# [Brief]
Leaving out the pictures, retype all the material exactly.
## start Data shown
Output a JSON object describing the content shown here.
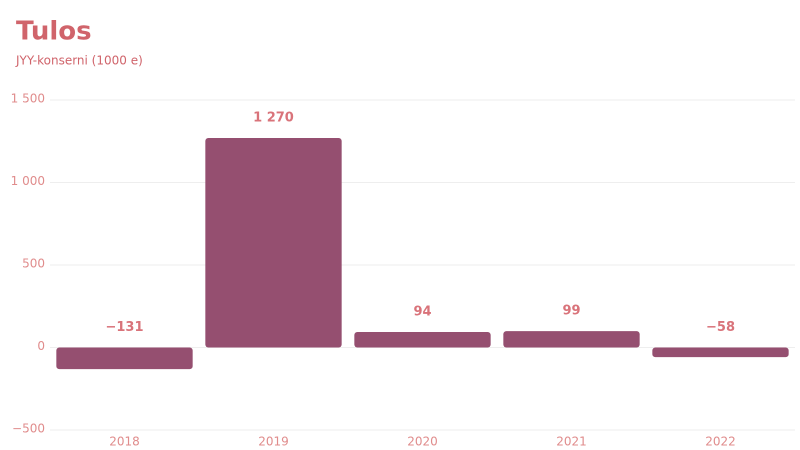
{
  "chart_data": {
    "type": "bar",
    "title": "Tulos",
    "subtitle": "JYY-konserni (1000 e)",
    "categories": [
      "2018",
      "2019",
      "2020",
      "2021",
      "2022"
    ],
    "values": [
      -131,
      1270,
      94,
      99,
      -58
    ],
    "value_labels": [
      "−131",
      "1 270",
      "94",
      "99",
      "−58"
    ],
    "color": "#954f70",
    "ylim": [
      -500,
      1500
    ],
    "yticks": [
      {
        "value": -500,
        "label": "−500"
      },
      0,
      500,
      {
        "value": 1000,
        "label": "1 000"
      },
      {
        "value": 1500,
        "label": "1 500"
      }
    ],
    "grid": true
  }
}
## end Data shown
# [Task output]
Output a JSON object describing the content shown here.
{
  "chart_data": {
    "type": "bar",
    "title": "Tulos",
    "subtitle": "JYY-konserni (1000 e)",
    "categories": [
      "2018",
      "2019",
      "2020",
      "2021",
      "2022"
    ],
    "values": [
      -131,
      1270,
      94,
      99,
      -58
    ],
    "value_labels": [
      "−131",
      "1 270",
      "94",
      "99",
      "−58"
    ],
    "color": "#954f70",
    "ylim": [
      -500,
      1500
    ],
    "yticks": [
      {
        "value": -500,
        "label": "−500"
      },
      0,
      500,
      {
        "value": 1000,
        "label": "1 000"
      },
      {
        "value": 1500,
        "label": "1 500"
      }
    ],
    "grid": true
  }
}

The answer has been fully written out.